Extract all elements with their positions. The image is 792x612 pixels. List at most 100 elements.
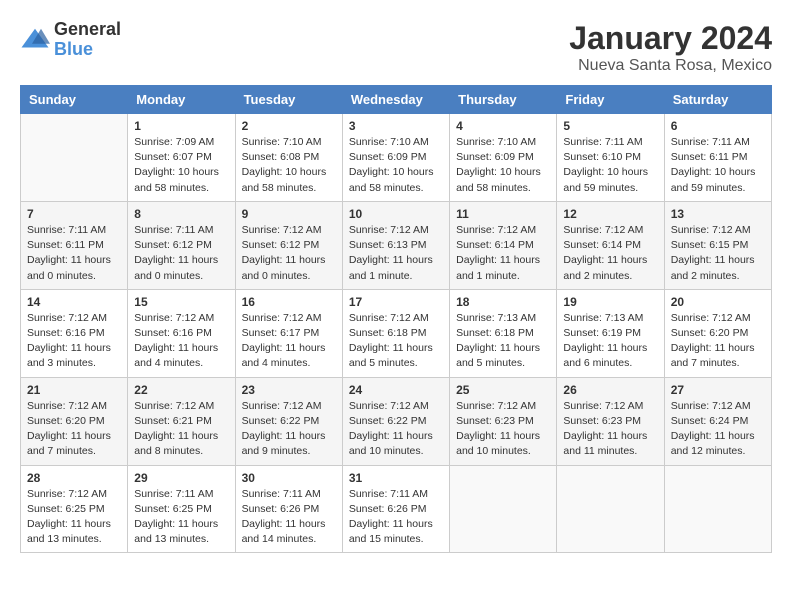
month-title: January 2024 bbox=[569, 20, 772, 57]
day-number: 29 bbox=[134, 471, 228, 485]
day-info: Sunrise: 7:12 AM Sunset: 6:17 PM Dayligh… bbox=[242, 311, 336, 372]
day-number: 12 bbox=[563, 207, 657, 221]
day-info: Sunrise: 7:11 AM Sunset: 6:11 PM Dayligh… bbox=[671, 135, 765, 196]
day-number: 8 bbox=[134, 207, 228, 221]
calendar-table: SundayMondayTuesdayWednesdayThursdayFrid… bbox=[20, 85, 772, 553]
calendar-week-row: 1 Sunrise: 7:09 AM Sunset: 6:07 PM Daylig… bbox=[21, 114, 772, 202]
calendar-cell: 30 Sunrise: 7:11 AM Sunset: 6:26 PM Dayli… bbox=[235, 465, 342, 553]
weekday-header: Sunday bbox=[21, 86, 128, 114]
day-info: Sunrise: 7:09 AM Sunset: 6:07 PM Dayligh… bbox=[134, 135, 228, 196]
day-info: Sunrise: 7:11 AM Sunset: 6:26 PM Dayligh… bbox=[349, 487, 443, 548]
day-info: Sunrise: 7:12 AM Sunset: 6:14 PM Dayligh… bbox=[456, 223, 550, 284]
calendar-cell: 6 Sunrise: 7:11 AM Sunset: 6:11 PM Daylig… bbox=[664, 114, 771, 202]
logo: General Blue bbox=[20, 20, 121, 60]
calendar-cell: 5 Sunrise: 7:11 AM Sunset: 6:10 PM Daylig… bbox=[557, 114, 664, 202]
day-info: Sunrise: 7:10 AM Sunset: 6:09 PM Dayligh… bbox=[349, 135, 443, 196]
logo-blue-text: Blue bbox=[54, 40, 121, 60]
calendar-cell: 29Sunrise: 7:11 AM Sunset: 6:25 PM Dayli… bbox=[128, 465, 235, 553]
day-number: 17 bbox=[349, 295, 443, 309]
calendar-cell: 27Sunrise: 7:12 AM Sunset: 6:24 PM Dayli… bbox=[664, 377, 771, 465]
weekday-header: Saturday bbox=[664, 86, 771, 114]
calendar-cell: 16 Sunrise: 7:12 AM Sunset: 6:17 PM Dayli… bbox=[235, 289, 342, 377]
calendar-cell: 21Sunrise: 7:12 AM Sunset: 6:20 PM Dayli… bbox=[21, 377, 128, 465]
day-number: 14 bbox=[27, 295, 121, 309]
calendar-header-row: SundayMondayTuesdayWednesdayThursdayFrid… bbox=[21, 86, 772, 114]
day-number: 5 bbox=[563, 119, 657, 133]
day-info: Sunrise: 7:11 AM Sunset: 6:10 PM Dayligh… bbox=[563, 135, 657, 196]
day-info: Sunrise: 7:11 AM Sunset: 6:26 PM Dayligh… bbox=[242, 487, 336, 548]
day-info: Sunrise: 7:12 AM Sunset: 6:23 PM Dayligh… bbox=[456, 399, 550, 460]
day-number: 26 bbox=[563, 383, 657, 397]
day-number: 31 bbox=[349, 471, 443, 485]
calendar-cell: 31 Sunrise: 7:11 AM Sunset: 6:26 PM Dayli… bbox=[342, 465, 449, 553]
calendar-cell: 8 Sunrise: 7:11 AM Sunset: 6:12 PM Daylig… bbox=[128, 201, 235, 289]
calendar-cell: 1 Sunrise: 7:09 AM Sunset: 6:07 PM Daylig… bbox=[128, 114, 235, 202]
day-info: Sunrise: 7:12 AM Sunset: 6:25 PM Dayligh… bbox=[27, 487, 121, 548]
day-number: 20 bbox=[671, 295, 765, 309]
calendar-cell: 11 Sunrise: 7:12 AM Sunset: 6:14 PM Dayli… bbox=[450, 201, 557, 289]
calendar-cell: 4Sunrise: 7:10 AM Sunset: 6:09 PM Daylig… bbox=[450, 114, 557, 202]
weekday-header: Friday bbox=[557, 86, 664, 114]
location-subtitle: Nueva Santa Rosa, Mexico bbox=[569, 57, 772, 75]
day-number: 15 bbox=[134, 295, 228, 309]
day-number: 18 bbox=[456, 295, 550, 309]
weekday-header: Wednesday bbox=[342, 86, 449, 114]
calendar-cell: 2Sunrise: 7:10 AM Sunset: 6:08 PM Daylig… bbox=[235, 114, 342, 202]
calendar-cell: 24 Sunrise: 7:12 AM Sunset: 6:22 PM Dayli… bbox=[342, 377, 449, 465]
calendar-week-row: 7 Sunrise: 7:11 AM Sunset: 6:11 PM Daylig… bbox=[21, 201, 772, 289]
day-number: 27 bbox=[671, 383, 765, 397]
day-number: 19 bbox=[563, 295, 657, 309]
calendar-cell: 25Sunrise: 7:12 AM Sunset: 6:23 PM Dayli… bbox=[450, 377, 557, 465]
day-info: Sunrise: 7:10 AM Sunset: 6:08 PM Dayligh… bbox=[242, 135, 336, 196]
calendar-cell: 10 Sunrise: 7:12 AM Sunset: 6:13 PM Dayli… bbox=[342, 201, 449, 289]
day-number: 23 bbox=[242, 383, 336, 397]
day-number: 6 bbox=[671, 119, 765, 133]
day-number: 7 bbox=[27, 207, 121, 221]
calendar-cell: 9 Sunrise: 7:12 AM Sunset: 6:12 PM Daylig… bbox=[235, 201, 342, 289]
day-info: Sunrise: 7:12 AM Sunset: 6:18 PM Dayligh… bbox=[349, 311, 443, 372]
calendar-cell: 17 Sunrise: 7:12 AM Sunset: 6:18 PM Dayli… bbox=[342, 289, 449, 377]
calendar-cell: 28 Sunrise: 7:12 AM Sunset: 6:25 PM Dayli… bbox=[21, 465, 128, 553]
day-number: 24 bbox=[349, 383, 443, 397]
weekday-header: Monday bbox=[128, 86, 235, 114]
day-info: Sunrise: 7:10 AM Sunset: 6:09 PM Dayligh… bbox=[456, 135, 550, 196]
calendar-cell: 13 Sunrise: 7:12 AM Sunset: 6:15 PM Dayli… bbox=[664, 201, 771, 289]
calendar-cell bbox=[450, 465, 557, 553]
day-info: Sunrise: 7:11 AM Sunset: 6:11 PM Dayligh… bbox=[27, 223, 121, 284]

PROBLEM DESCRIPTION
Could you transcribe the whole listing above word for word, leaving the pictures out of your answer?

ANSWER TO THIS PROBLEM
Extract all elements with their positions. The image is 792x612 pixels. List at most 100 elements.
month-title: January 2024 bbox=[569, 20, 772, 57]
day-number: 29 bbox=[134, 471, 228, 485]
day-info: Sunrise: 7:12 AM Sunset: 6:17 PM Dayligh… bbox=[242, 311, 336, 372]
day-number: 12 bbox=[563, 207, 657, 221]
day-info: Sunrise: 7:11 AM Sunset: 6:11 PM Dayligh… bbox=[671, 135, 765, 196]
day-number: 8 bbox=[134, 207, 228, 221]
calendar-table: SundayMondayTuesdayWednesdayThursdayFrid… bbox=[20, 85, 772, 553]
calendar-week-row: 1 Sunrise: 7:09 AM Sunset: 6:07 PM Daylig… bbox=[21, 114, 772, 202]
calendar-cell: 30 Sunrise: 7:11 AM Sunset: 6:26 PM Dayli… bbox=[235, 465, 342, 553]
weekday-header: Sunday bbox=[21, 86, 128, 114]
day-info: Sunrise: 7:09 AM Sunset: 6:07 PM Dayligh… bbox=[134, 135, 228, 196]
day-info: Sunrise: 7:11 AM Sunset: 6:26 PM Dayligh… bbox=[349, 487, 443, 548]
day-info: Sunrise: 7:12 AM Sunset: 6:14 PM Dayligh… bbox=[456, 223, 550, 284]
calendar-cell: 6 Sunrise: 7:11 AM Sunset: 6:11 PM Daylig… bbox=[664, 114, 771, 202]
logo: General Blue bbox=[20, 20, 121, 60]
calendar-cell: 5 Sunrise: 7:11 AM Sunset: 6:10 PM Daylig… bbox=[557, 114, 664, 202]
day-info: Sunrise: 7:10 AM Sunset: 6:09 PM Dayligh… bbox=[349, 135, 443, 196]
logo-blue-text: Blue bbox=[54, 40, 121, 60]
calendar-cell: 29Sunrise: 7:11 AM Sunset: 6:25 PM Dayli… bbox=[128, 465, 235, 553]
day-number: 17 bbox=[349, 295, 443, 309]
calendar-cell: 27Sunrise: 7:12 AM Sunset: 6:24 PM Dayli… bbox=[664, 377, 771, 465]
weekday-header: Saturday bbox=[664, 86, 771, 114]
calendar-cell: 16 Sunrise: 7:12 AM Sunset: 6:17 PM Dayli… bbox=[235, 289, 342, 377]
calendar-cell: 21Sunrise: 7:12 AM Sunset: 6:20 PM Dayli… bbox=[21, 377, 128, 465]
day-number: 14 bbox=[27, 295, 121, 309]
calendar-header-row: SundayMondayTuesdayWednesdayThursdayFrid… bbox=[21, 86, 772, 114]
day-number: 5 bbox=[563, 119, 657, 133]
day-info: Sunrise: 7:11 AM Sunset: 6:10 PM Dayligh… bbox=[563, 135, 657, 196]
day-info: Sunrise: 7:11 AM Sunset: 6:26 PM Dayligh… bbox=[242, 487, 336, 548]
day-info: Sunrise: 7:12 AM Sunset: 6:23 PM Dayligh… bbox=[456, 399, 550, 460]
day-number: 26 bbox=[563, 383, 657, 397]
day-number: 31 bbox=[349, 471, 443, 485]
calendar-cell: 31 Sunrise: 7:11 AM Sunset: 6:26 PM Dayli… bbox=[342, 465, 449, 553]
calendar-cell: 8 Sunrise: 7:11 AM Sunset: 6:12 PM Daylig… bbox=[128, 201, 235, 289]
calendar-cell: 1 Sunrise: 7:09 AM Sunset: 6:07 PM Daylig… bbox=[128, 114, 235, 202]
day-info: Sunrise: 7:12 AM Sunset: 6:25 PM Dayligh… bbox=[27, 487, 121, 548]
day-number: 20 bbox=[671, 295, 765, 309]
calendar-cell: 11 Sunrise: 7:12 AM Sunset: 6:14 PM Dayli… bbox=[450, 201, 557, 289]
calendar-cell: 4Sunrise: 7:10 AM Sunset: 6:09 PM Daylig… bbox=[450, 114, 557, 202]
weekday-header: Friday bbox=[557, 86, 664, 114]
location-subtitle: Nueva Santa Rosa, Mexico bbox=[569, 57, 772, 75]
day-number: 15 bbox=[134, 295, 228, 309]
day-number: 18 bbox=[456, 295, 550, 309]
weekday-header: Wednesday bbox=[342, 86, 449, 114]
calendar-cell: 2Sunrise: 7:10 AM Sunset: 6:08 PM Daylig… bbox=[235, 114, 342, 202]
calendar-cell: 24 Sunrise: 7:12 AM Sunset: 6:22 PM Dayli… bbox=[342, 377, 449, 465]
calendar-week-row: 7 Sunrise: 7:11 AM Sunset: 6:11 PM Daylig… bbox=[21, 201, 772, 289]
day-number: 27 bbox=[671, 383, 765, 397]
day-number: 19 bbox=[563, 295, 657, 309]
calendar-cell: 25Sunrise: 7:12 AM Sunset: 6:23 PM Dayli… bbox=[450, 377, 557, 465]
day-info: Sunrise: 7:10 AM Sunset: 6:08 PM Dayligh… bbox=[242, 135, 336, 196]
calendar-cell: 10 Sunrise: 7:12 AM Sunset: 6:13 PM Dayli… bbox=[342, 201, 449, 289]
day-number: 23 bbox=[242, 383, 336, 397]
day-number: 6 bbox=[671, 119, 765, 133]
day-number: 7 bbox=[27, 207, 121, 221]
calendar-cell: 9 Sunrise: 7:12 AM Sunset: 6:12 PM Daylig… bbox=[235, 201, 342, 289]
day-info: Sunrise: 7:12 AM Sunset: 6:18 PM Dayligh… bbox=[349, 311, 443, 372]
calendar-cell: 17 Sunrise: 7:12 AM Sunset: 6:18 PM Dayli… bbox=[342, 289, 449, 377]
calendar-cell: 28 Sunrise: 7:12 AM Sunset: 6:25 PM Dayli… bbox=[21, 465, 128, 553]
day-number: 24 bbox=[349, 383, 443, 397]
weekday-header: Monday bbox=[128, 86, 235, 114]
day-info: Sunrise: 7:10 AM Sunset: 6:09 PM Dayligh… bbox=[456, 135, 550, 196]
calendar-cell: 13 Sunrise: 7:12 AM Sunset: 6:15 PM Dayli… bbox=[664, 201, 771, 289]
calendar-cell bbox=[450, 465, 557, 553]
day-info: Sunrise: 7:11 AM Sunset: 6:11 PM Dayligh… bbox=[27, 223, 121, 284]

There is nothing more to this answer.